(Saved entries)
— BEGIN —

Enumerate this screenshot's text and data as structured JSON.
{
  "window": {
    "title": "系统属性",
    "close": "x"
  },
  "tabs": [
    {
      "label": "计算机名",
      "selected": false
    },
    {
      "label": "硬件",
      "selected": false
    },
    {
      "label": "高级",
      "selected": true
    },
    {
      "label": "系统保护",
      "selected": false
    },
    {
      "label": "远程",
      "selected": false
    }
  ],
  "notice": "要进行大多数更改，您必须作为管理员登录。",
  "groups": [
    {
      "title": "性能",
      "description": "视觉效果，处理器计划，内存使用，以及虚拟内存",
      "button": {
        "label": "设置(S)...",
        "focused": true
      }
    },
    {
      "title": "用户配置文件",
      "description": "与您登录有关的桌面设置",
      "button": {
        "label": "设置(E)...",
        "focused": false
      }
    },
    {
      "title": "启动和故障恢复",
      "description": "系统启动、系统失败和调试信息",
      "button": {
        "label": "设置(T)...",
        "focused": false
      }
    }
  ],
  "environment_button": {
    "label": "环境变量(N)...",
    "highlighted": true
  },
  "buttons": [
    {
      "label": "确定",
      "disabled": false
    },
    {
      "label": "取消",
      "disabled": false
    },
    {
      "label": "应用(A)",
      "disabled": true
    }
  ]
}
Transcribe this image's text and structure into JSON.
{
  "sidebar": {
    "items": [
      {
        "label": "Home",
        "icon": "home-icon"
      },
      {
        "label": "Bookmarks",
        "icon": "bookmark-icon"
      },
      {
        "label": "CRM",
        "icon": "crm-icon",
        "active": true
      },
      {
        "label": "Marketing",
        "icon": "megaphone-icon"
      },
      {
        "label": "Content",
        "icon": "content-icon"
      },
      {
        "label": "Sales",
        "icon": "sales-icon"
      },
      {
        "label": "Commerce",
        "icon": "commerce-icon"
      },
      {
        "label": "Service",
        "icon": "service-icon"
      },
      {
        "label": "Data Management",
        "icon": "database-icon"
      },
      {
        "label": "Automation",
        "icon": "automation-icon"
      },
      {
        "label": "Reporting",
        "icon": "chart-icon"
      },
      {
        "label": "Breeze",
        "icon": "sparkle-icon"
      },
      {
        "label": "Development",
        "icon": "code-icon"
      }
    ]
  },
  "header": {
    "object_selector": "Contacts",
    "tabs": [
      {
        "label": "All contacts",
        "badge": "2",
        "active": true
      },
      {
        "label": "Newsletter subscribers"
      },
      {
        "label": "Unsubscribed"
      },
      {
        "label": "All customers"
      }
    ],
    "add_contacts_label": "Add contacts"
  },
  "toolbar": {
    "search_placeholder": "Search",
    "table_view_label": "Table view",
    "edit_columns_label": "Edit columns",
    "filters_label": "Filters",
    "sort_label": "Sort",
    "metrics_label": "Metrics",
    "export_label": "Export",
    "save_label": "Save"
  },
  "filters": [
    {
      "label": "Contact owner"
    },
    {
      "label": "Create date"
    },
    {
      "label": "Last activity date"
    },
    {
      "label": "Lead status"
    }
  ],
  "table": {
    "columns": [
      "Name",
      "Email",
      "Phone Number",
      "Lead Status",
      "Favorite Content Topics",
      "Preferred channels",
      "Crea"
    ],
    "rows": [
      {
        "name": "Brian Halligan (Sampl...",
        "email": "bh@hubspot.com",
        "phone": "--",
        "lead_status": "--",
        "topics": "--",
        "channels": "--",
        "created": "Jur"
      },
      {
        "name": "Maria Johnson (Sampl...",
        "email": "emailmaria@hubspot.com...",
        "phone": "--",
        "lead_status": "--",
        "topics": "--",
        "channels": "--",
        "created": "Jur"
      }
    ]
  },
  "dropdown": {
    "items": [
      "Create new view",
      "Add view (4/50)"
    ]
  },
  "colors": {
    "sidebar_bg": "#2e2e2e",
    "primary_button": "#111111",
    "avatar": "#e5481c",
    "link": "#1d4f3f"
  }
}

— END —

Extract the complete set of records unchanged.

Enumerate this screenshot's text and data as structured JSON.
{
  "window": {
    "title": "系统属性",
    "close": "x"
  },
  "tabs": [
    {
      "label": "计算机名",
      "selected": false
    },
    {
      "label": "硬件",
      "selected": false
    },
    {
      "label": "高级",
      "selected": true
    },
    {
      "label": "系统保护",
      "selected": false
    },
    {
      "label": "远程",
      "selected": false
    }
  ],
  "notice": "要进行大多数更改，您必须作为管理员登录。",
  "groups": [
    {
      "title": "性能",
      "description": "视觉效果，处理器计划，内存使用，以及虚拟内存",
      "button": {
        "label": "设置(S)...",
        "focused": true
      }
    },
    {
      "title": "用户配置文件",
      "description": "与您登录有关的桌面设置",
      "button": {
        "label": "设置(E)...",
        "focused": false
      }
    },
    {
      "title": "启动和故障恢复",
      "description": "系统启动、系统失败和调试信息",
      "button": {
        "label": "设置(T)...",
        "focused": false
      }
    }
  ],
  "environment_button": {
    "label": "环境变量(N)...",
    "highlighted": true
  },
  "buttons": [
    {
      "label": "确定",
      "disabled": false
    },
    {
      "label": "取消",
      "disabled": false
    },
    {
      "label": "应用(A)",
      "disabled": true
    }
  ]
}
Transcribe this image's text and structure into JSON.
{
  "sidebar": {
    "items": [
      {
        "label": "Home",
        "icon": "home-icon"
      },
      {
        "label": "Bookmarks",
        "icon": "bookmark-icon"
      },
      {
        "label": "CRM",
        "icon": "crm-icon",
        "active": true
      },
      {
        "label": "Marketing",
        "icon": "megaphone-icon"
      },
      {
        "label": "Content",
        "icon": "content-icon"
      },
      {
        "label": "Sales",
        "icon": "sales-icon"
      },
      {
        "label": "Commerce",
        "icon": "commerce-icon"
      },
      {
        "label": "Service",
        "icon": "service-icon"
      },
      {
        "label": "Data Management",
        "icon": "database-icon"
      },
      {
        "label": "Automation",
        "icon": "automation-icon"
      },
      {
        "label": "Reporting",
        "icon": "chart-icon"
      },
      {
        "label": "Breeze",
        "icon": "sparkle-icon"
      },
      {
        "label": "Development",
        "icon": "code-icon"
      }
    ]
  },
  "header": {
    "object_selector": "Contacts",
    "tabs": [
      {
        "label": "All contacts",
        "badge": "2",
        "active": true
      },
      {
        "label": "Newsletter subscribers"
      },
      {
        "label": "Unsubscribed"
      },
      {
        "label": "All customers"
      }
    ],
    "add_contacts_label": "Add contacts"
  },
  "toolbar": {
    "search_placeholder": "Search",
    "table_view_label": "Table view",
    "edit_columns_label": "Edit columns",
    "filters_label": "Filters",
    "sort_label": "Sort",
    "metrics_label": "Metrics",
    "export_label": "Export",
    "save_label": "Save"
  },
  "filters": [
    {
      "label": "Contact owner"
    },
    {
      "label": "Create date"
    },
    {
      "label": "Last activity date"
    },
    {
      "label": "Lead status"
    }
  ],
  "table": {
    "columns": [
      "Name",
      "Email",
      "Phone Number",
      "Lead Status",
      "Favorite Content Topics",
      "Preferred channels",
      "Crea"
    ],
    "rows": [
      {
        "name": "Brian Halligan (Sampl...",
        "email": "bh@hubspot.com",
        "phone": "--",
        "lead_status": "--",
        "topics": "--",
        "channels": "--",
        "created": "Jur"
      },
      {
        "name": "Maria Johnson (Sampl...",
        "email": "emailmaria@hubspot.com...",
        "phone": "--",
        "lead_status": "--",
        "topics": "--",
        "channels": "--",
        "created": "Jur"
      }
    ]
  },
  "dropdown": {
    "items": [
      "Create new view",
      "Add view (4/50)"
    ]
  },
  "colors": {
    "sidebar_bg": "#2e2e2e",
    "primary_button": "#111111",
    "avatar": "#e5481c",
    "link": "#1d4f3f"
  }
}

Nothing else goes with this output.